__WORK INSTRUCTIONS__: Copy each line below that contains "divise".

__GIVEN RECORDS__:
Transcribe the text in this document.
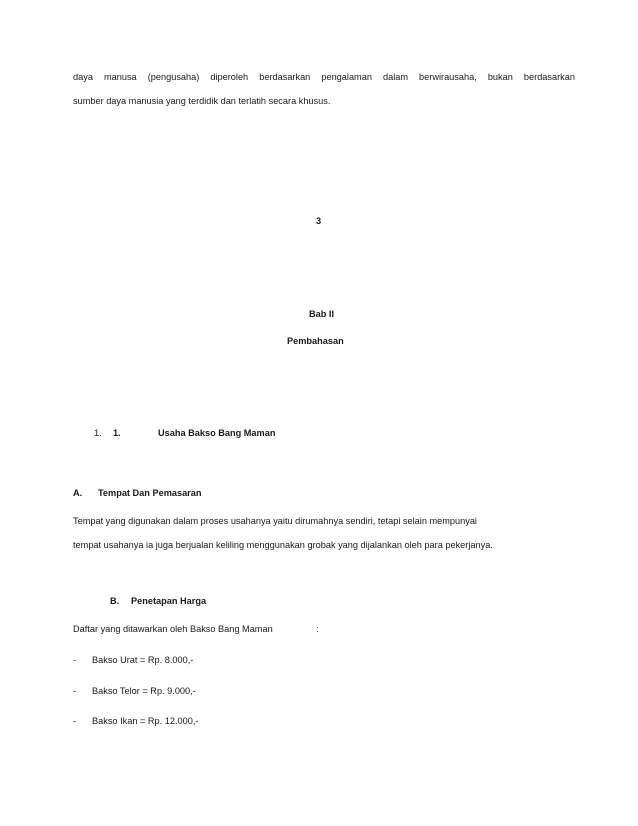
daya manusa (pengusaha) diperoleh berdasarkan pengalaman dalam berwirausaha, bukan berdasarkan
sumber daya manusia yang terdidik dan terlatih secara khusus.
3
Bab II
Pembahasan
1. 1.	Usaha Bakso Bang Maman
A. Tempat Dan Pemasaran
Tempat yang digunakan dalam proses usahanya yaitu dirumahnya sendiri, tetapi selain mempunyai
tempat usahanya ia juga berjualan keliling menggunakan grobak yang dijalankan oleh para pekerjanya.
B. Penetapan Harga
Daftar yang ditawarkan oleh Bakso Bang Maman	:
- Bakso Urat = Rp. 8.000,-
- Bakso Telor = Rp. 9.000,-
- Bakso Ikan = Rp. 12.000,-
* * *
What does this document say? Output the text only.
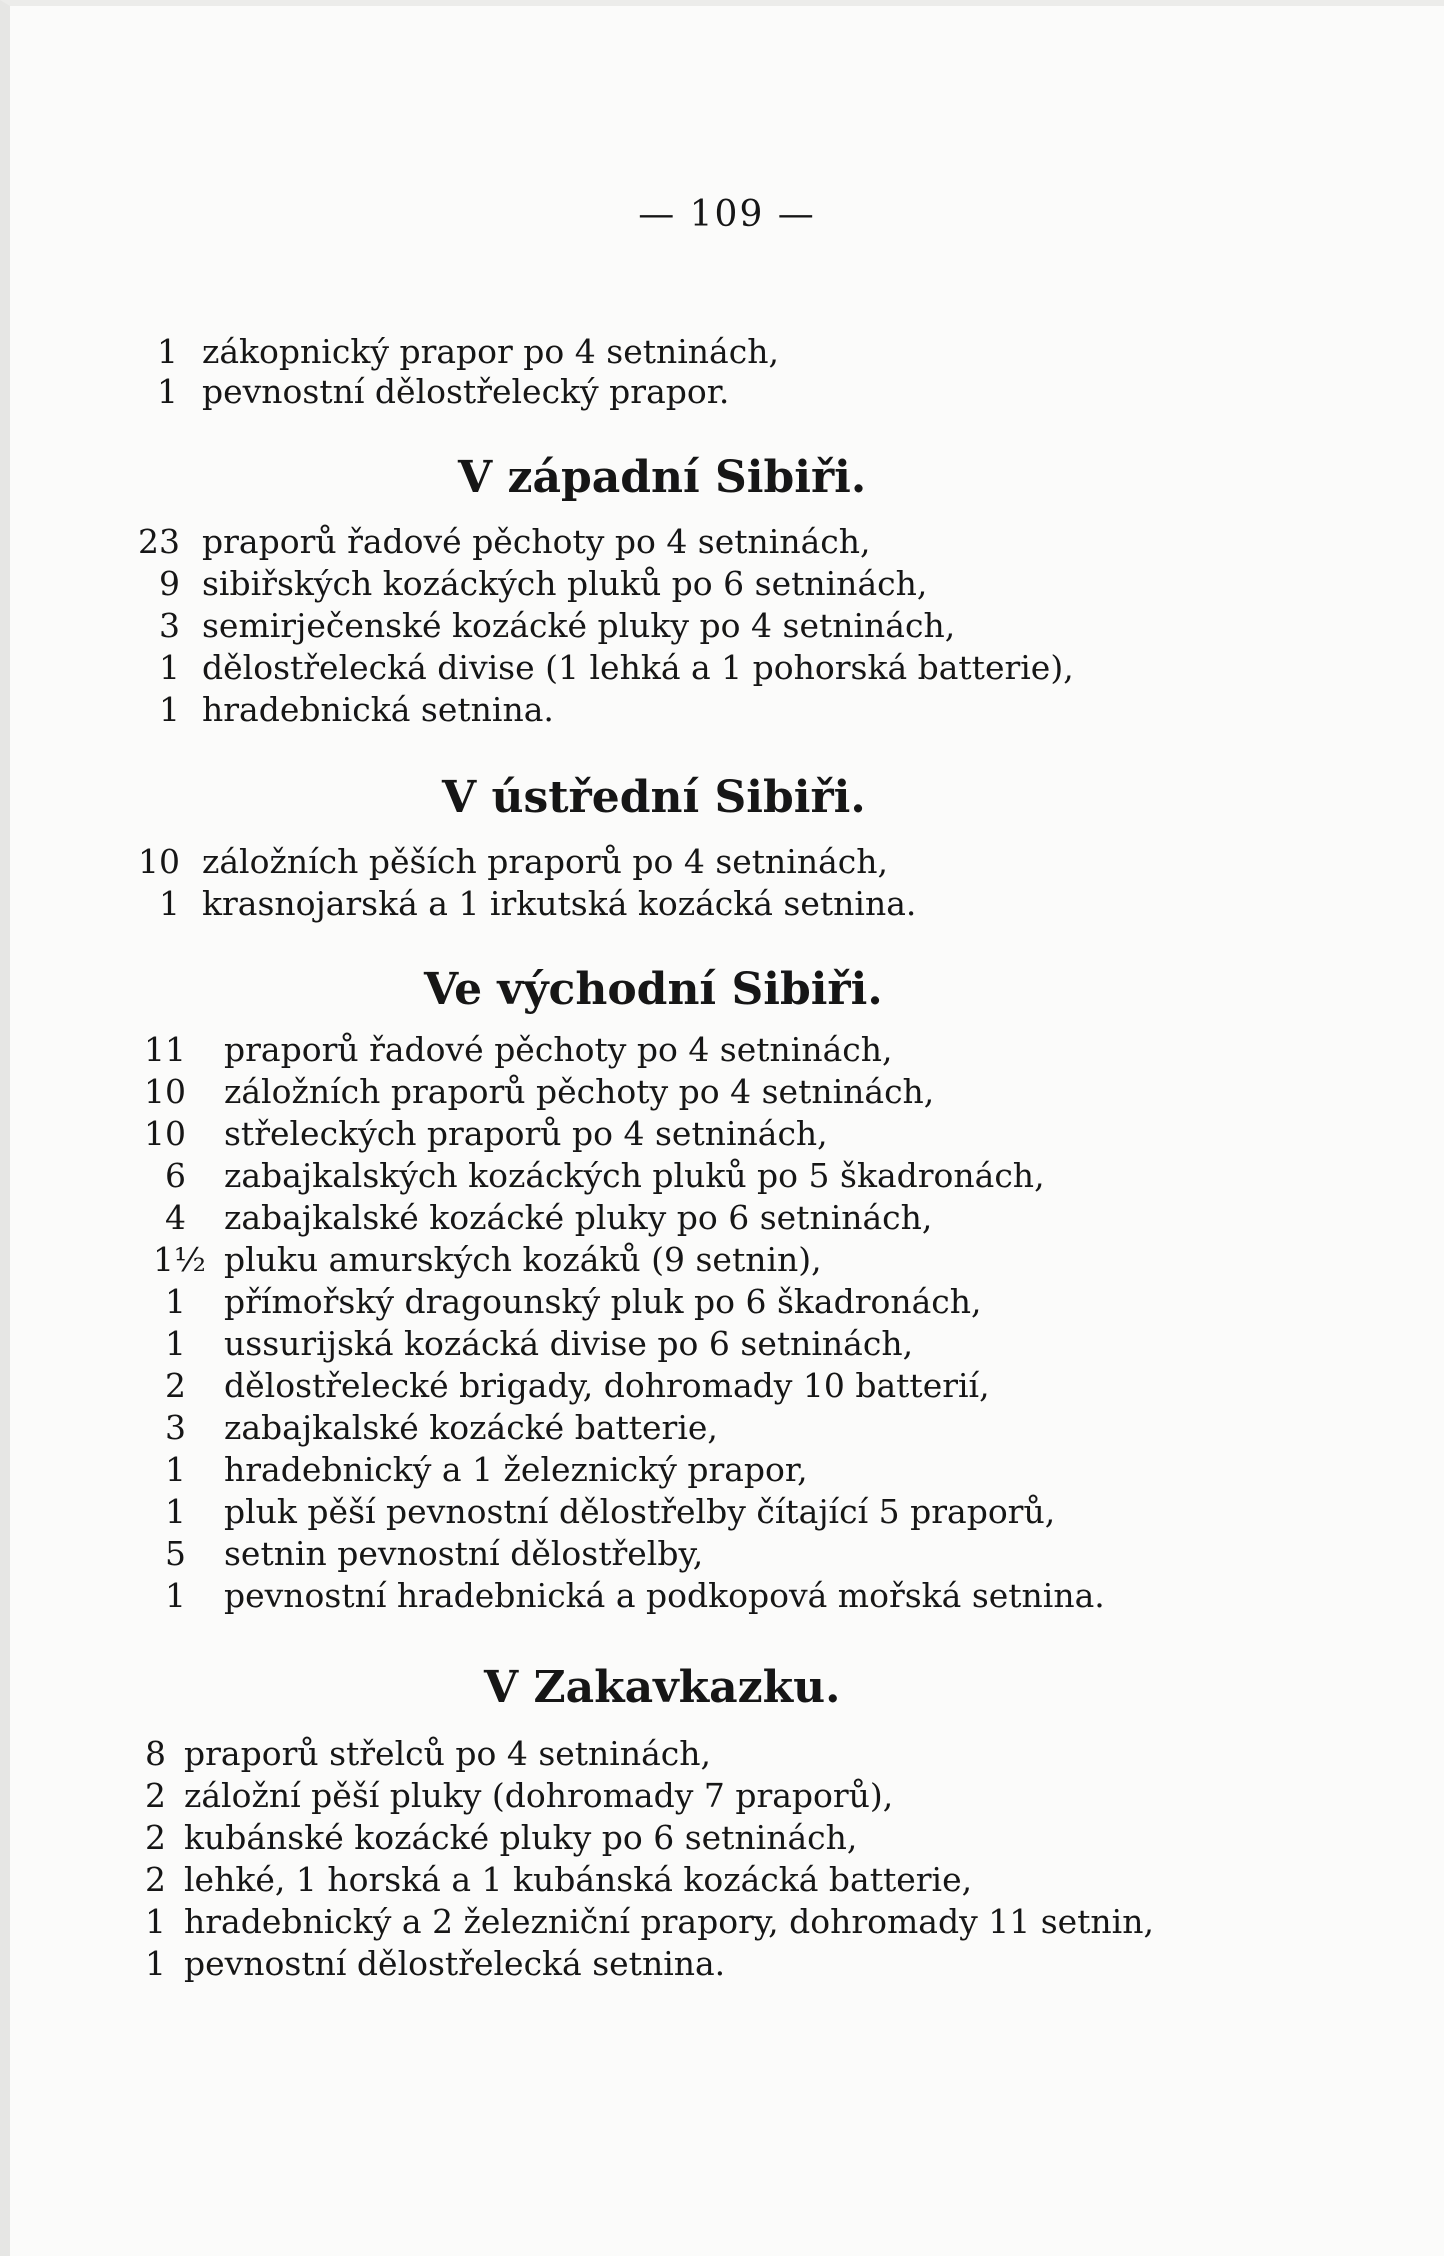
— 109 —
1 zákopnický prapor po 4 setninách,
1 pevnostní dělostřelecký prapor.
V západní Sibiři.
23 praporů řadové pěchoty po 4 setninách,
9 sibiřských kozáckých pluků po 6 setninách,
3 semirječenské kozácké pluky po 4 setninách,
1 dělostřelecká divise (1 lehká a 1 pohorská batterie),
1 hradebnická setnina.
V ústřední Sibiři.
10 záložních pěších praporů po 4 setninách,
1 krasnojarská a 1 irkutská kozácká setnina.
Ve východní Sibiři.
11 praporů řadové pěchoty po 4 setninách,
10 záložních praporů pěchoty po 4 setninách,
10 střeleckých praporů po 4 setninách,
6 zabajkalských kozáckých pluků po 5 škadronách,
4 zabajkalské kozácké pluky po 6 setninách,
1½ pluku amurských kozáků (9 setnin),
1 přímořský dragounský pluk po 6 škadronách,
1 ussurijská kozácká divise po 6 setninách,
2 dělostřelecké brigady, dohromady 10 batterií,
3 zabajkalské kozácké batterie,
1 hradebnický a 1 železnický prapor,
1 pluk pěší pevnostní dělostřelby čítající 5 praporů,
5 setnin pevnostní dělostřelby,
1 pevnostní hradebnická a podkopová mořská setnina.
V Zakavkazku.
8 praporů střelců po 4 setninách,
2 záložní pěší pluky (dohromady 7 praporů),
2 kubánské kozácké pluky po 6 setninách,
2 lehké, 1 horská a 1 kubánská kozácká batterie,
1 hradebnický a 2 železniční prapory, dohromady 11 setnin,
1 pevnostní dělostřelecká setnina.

__COMPLETED TASK__:
1 dělostřelecká divise (1 lehká a 1 pohorská batterie),
1 ussurijská kozácká divise po 6 setninách,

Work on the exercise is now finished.